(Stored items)
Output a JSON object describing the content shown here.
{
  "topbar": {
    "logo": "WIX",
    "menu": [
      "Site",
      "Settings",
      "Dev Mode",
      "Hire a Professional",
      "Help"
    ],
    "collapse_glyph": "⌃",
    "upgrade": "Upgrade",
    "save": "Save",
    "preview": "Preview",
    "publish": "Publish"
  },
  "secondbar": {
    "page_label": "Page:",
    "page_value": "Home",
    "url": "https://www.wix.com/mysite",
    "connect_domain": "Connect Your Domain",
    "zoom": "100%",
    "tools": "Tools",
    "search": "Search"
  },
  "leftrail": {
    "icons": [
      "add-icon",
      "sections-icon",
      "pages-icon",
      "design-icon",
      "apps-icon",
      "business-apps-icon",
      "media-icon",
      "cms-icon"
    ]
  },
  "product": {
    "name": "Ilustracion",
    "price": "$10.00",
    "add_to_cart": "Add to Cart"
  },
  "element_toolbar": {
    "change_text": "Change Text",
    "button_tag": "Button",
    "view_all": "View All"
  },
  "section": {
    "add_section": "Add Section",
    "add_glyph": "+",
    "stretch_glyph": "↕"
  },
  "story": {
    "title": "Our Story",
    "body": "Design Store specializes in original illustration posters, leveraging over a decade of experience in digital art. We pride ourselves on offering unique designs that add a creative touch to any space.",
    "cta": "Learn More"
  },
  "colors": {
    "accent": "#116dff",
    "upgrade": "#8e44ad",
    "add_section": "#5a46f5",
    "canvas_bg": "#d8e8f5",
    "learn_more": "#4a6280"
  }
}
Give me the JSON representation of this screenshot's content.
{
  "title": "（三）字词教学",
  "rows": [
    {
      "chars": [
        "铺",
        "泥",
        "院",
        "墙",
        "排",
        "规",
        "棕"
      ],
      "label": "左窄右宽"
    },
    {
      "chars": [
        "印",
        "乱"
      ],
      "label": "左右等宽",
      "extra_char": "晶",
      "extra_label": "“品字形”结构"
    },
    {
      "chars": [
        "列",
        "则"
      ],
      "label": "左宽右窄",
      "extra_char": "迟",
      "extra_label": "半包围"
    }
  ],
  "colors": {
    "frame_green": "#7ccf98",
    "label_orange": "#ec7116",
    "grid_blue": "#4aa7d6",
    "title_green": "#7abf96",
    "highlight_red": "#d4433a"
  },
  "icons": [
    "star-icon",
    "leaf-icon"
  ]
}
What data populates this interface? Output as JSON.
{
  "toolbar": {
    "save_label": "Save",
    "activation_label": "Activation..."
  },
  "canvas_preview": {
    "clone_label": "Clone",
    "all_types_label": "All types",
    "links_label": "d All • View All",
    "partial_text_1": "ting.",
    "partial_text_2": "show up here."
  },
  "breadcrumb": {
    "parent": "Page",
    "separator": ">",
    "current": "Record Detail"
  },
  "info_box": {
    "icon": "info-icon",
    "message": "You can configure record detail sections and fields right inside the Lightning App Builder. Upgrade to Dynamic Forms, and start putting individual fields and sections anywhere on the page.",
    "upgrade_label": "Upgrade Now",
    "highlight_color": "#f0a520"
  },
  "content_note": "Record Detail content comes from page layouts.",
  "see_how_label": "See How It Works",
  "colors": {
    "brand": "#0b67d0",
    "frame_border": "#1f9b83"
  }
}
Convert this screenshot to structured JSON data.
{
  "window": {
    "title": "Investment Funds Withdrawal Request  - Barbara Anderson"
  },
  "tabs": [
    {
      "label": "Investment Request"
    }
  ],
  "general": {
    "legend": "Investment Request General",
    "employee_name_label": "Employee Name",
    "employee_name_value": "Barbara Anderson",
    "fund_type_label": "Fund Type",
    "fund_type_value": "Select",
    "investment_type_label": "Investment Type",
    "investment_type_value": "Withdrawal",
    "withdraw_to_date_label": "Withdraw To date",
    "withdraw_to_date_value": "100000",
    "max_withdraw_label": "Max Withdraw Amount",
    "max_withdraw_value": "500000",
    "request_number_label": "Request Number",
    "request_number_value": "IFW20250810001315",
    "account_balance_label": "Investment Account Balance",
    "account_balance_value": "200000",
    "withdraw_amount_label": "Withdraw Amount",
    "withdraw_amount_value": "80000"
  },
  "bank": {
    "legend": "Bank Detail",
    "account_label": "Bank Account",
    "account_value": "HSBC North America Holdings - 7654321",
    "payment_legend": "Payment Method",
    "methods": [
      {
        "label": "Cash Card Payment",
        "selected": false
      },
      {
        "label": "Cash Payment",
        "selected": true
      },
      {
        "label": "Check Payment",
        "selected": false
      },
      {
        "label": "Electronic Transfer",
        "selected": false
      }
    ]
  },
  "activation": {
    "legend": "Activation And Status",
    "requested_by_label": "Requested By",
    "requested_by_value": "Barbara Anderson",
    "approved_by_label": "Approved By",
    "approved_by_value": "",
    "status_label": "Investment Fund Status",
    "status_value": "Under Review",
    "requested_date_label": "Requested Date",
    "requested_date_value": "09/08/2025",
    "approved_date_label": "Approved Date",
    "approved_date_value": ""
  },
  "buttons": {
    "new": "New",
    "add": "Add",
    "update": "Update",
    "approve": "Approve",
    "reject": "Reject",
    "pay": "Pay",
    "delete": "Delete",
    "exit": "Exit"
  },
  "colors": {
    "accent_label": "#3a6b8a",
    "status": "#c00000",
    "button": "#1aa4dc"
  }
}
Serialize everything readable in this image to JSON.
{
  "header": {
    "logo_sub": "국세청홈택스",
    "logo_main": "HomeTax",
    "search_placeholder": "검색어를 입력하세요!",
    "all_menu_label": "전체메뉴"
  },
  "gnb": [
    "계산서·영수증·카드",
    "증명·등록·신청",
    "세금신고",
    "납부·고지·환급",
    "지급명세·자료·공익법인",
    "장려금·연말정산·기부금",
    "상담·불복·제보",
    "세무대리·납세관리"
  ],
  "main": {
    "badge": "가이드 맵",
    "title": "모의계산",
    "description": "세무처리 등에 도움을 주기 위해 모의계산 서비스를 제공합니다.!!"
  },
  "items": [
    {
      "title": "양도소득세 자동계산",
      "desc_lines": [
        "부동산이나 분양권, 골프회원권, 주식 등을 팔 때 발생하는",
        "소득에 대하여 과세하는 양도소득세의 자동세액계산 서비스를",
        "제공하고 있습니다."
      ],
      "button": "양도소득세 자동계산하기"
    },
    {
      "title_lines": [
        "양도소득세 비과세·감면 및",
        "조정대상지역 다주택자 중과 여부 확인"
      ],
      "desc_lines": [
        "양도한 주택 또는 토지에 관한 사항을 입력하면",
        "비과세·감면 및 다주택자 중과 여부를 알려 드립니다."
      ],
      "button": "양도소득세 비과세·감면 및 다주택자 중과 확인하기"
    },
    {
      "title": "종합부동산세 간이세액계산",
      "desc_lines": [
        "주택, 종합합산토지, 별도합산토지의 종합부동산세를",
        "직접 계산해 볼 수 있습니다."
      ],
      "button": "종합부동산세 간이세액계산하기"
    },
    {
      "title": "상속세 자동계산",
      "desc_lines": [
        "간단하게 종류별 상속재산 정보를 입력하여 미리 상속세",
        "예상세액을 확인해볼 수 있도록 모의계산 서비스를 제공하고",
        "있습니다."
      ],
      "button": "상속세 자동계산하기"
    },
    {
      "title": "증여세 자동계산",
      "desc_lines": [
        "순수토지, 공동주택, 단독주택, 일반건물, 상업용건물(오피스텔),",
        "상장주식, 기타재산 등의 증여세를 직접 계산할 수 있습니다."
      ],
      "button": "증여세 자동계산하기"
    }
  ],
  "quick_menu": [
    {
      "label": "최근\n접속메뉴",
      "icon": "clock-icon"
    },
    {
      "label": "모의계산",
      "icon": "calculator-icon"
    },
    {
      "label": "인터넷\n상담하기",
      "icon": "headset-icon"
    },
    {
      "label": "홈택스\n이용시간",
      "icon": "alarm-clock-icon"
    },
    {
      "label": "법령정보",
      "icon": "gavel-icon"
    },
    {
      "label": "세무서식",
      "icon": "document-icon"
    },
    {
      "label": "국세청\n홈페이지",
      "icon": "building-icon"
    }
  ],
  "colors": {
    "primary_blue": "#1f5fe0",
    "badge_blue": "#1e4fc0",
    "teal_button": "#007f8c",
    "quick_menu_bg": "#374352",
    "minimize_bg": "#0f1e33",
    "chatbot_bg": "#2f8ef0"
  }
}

• _Your instructions_
Every line in the data that holds "서비스를" should be copied out.

• _Final answer_
    "description": "세무처리 등에 도움을 주기 위해 모의계산 서비스를 제공합니다.!!"
        "소득에 대하여 과세하는 양도소득세의 자동세액계산 서비스를",
        "예상세액을 확인해볼 수 있도록 모의계산 서비스를 제공하고",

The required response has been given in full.